> _WHAT IS BEING ASKED_
Extract every line that includes the string "series".

> _GIVEN RECORDS_

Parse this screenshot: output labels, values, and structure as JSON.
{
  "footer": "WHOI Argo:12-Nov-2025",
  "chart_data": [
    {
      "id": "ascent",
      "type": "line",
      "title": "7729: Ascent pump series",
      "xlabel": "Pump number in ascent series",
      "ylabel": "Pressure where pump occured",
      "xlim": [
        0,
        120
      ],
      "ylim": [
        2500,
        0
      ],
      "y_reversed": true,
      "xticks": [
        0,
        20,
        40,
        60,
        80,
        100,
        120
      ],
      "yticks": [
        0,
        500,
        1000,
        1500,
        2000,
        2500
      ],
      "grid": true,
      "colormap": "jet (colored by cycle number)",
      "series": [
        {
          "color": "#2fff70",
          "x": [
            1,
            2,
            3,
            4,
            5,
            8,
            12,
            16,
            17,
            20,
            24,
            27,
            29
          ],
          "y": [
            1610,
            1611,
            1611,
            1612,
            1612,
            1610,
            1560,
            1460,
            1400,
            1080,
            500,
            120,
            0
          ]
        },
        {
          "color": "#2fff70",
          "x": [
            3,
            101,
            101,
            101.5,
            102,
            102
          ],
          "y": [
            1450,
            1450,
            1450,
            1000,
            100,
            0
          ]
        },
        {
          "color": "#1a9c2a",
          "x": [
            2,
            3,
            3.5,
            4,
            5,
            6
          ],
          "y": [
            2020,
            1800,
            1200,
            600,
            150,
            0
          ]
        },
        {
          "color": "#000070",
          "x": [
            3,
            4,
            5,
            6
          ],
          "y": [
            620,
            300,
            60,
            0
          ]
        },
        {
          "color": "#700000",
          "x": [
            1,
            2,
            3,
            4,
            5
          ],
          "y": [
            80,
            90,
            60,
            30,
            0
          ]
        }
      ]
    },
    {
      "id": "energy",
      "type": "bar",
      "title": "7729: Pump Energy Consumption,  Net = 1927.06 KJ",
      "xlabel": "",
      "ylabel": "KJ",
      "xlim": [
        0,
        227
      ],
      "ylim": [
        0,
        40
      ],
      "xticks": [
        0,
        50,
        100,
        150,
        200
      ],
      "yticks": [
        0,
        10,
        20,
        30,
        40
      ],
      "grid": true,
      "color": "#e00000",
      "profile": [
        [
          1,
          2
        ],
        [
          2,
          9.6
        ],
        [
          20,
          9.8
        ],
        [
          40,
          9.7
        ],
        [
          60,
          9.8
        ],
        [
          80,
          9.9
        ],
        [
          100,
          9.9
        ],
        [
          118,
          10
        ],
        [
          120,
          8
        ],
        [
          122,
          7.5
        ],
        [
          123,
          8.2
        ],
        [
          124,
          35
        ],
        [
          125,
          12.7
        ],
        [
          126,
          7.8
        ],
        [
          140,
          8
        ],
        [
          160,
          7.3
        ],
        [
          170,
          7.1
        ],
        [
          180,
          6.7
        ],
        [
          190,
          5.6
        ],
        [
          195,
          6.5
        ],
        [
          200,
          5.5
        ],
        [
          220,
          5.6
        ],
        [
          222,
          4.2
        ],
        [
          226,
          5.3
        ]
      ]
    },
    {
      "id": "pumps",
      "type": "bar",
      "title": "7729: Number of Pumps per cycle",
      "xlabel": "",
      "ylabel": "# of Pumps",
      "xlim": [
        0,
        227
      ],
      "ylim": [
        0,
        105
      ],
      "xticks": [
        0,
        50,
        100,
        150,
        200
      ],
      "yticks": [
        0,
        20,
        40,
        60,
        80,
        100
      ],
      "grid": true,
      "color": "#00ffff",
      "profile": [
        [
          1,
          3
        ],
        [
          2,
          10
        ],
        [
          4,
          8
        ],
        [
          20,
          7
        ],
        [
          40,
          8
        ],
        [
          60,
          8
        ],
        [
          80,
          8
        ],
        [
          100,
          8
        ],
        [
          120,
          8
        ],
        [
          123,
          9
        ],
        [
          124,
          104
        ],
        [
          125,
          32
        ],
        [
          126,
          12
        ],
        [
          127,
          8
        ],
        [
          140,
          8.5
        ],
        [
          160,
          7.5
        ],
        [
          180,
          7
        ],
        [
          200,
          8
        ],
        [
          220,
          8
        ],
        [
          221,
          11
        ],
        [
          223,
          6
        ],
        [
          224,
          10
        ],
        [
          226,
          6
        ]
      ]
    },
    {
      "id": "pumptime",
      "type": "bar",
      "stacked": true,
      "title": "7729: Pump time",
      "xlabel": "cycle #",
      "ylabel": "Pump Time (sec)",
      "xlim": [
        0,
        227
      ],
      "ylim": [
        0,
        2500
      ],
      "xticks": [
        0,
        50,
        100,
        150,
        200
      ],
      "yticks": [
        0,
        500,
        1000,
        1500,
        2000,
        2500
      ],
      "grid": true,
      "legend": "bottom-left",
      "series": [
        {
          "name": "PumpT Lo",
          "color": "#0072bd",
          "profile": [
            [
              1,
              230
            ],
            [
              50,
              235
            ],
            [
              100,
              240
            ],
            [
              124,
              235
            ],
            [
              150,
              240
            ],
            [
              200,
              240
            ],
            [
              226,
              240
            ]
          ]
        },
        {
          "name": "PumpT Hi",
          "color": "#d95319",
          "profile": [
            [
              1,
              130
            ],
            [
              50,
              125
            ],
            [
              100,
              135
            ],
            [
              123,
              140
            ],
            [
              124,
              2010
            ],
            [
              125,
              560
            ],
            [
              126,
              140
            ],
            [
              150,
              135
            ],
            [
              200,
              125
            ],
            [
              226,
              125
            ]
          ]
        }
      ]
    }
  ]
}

> _SOLVED EXERCISE_
      "title": "7729: Ascent pump series",
      "xlabel": "Pump number in ascent series",
      "series": [
      "series": [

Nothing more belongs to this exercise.